[Dataset items]
** begin **

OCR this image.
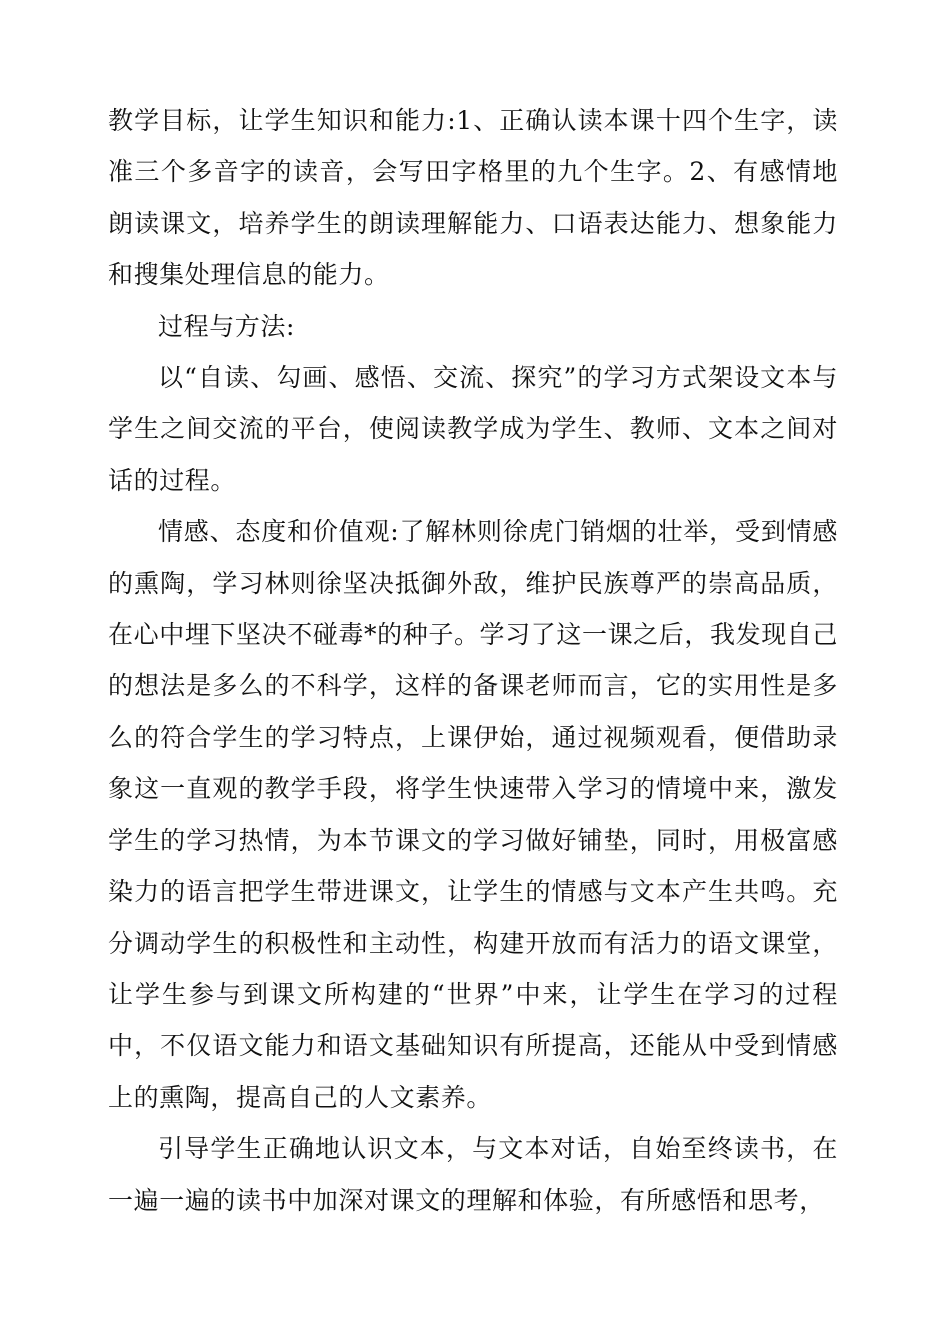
教学目标，让学生知识和能力:1、正确认读本课十四个生字，读准三个多音字的读音，会写田字格里的九个生字。2、有感情地朗读课文，培养学生的朗读理解能力、口语表达能力、想象能力和搜集处理信息的能力。

过程与方法:

以“自读、勾画、感悟、交流、探究”的学习方式架设文本与学生之间交流的平台，使阅读教学成为学生、教师、文本之间对话的过程。

情感、态度和价值观:了解林则徐虎门销烟的壮举，受到情感的熏陶，学习林则徐坚决抵御外敌，维护民族尊严的崇高品质，在心中埋下坚决不碰毒*的种子。学习了这一课之后，我发现自己的想法是多么的不科学，这样的备课老师而言，它的实用性是多么的符合学生的学习特点，上课伊始，通过视频观看，便借助录象这一直观的教学手段，将学生快速带入学习的情境中来，激发学生的学习热情，为本节课文的学习做好铺垫，同时，用极富感染力的语言把学生带进课文，让学生的情感与文本产生共鸣。充分调动学生的积极性和主动性，构建开放而有活力的语文课堂，让学生参与到课文所构建的“世界”中来，让学生在学习的过程中，不仅语文能力和语文基础知识有所提高，还能从中受到情感上的熏陶，提高自己的人文素养。

引导学生正确地认识文本，与文本对话，自始至终读书，在一遍一遍的读书中加深对课文的理解和体验，有所感悟和思考，
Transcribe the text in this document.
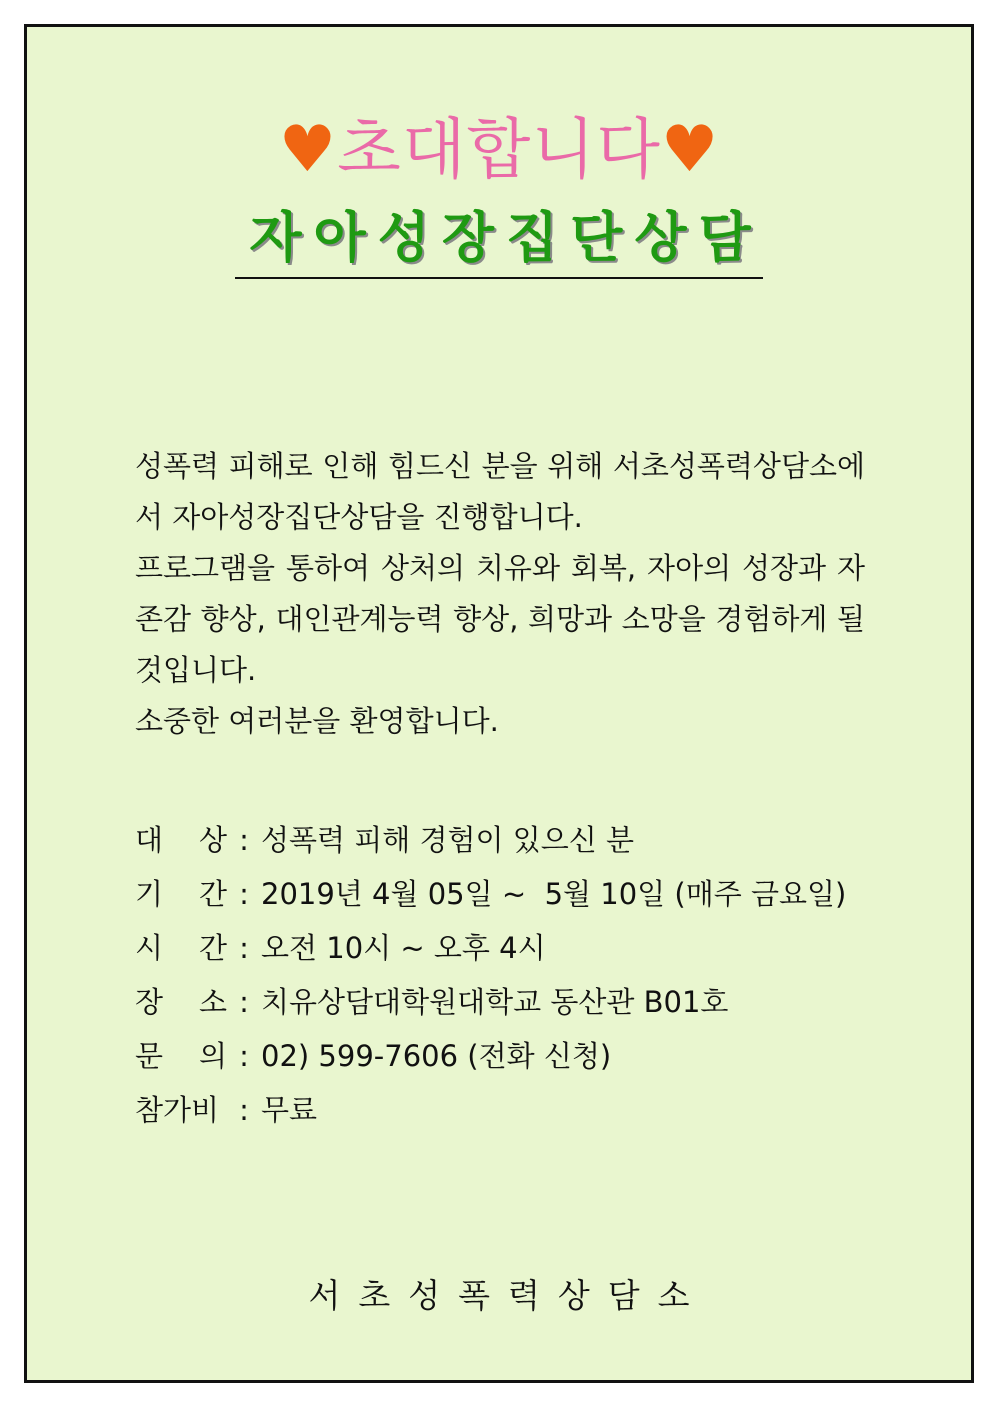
♥초대합니다♥
자아성장집단상담

성폭력 피해로 인해 힘드신 분을 위해 서초성폭력상담소에서 자아성장집단상담을 진행합니다.

프로그램을 통하여 상처의 치유와 회복, 자아의 성장과 자존감 향상, 대인관계능력 향상, 희망과 소망을 경험하게 될 것입니다.

소중한 여러분을 환영합니다.

대 상 : 성폭력 피해 경험이 있으신 분
기 간 : 2019년 4월 05일 ~  5월 10일 (매주 금요일)
시 간 : 오전 10시 ~ 오후 4시
장 소 : 치유상담대학원대학교 동산관 B01호
문 의 : 02) 599-7606 (전화 신청)
참가비 : 무료
서초성폭력상담소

** end **

PROBLEM STATEMENT: Quote the entries in full. Any image among them is to be omitted from the copy.

REPLY TO THE TASK:
OCR this image.
教学目标，让学生知识和能力:1、正确认读本课十四个生字，读准三个多音字的读音，会写田字格里的九个生字。2、有感情地朗读课文，培养学生的朗读理解能力、口语表达能力、想象能力和搜集处理信息的能力。

过程与方法:

以“自读、勾画、感悟、交流、探究”的学习方式架设文本与学生之间交流的平台，使阅读教学成为学生、教师、文本之间对话的过程。

情感、态度和价值观:了解林则徐虎门销烟的壮举，受到情感的熏陶，学习林则徐坚决抵御外敌，维护民族尊严的崇高品质，在心中埋下坚决不碰毒*的种子。学习了这一课之后，我发现自己的想法是多么的不科学，这样的备课老师而言，它的实用性是多么的符合学生的学习特点，上课伊始，通过视频观看，便借助录象这一直观的教学手段，将学生快速带入学习的情境中来，激发学生的学习热情，为本节课文的学习做好铺垫，同时，用极富感染力的语言把学生带进课文，让学生的情感与文本产生共鸣。充分调动学生的积极性和主动性，构建开放而有活力的语文课堂，让学生参与到课文所构建的“世界”中来，让学生在学习的过程中，不仅语文能力和语文基础知识有所提高，还能从中受到情感上的熏陶，提高自己的人文素养。

引导学生正确地认识文本，与文本对话，自始至终读书，在一遍一遍的读书中加深对课文的理解和体验，有所感悟和思考，
Transcribe the text in this document.
♥초대합니다♥
자아성장집단상담

성폭력 피해로 인해 힘드신 분을 위해 서초성폭력상담소에서 자아성장집단상담을 진행합니다.

프로그램을 통하여 상처의 치유와 회복, 자아의 성장과 자존감 향상, 대인관계능력 향상, 희망과 소망을 경험하게 될 것입니다.

소중한 여러분을 환영합니다.

대 상 : 성폭력 피해 경험이 있으신 분
기 간 : 2019년 4월 05일 ~  5월 10일 (매주 금요일)
시 간 : 오전 10시 ~ 오후 4시
장 소 : 치유상담대학원대학교 동산관 B01호
문 의 : 02) 599-7606 (전화 신청)
참가비 : 무료
서초성폭력상담소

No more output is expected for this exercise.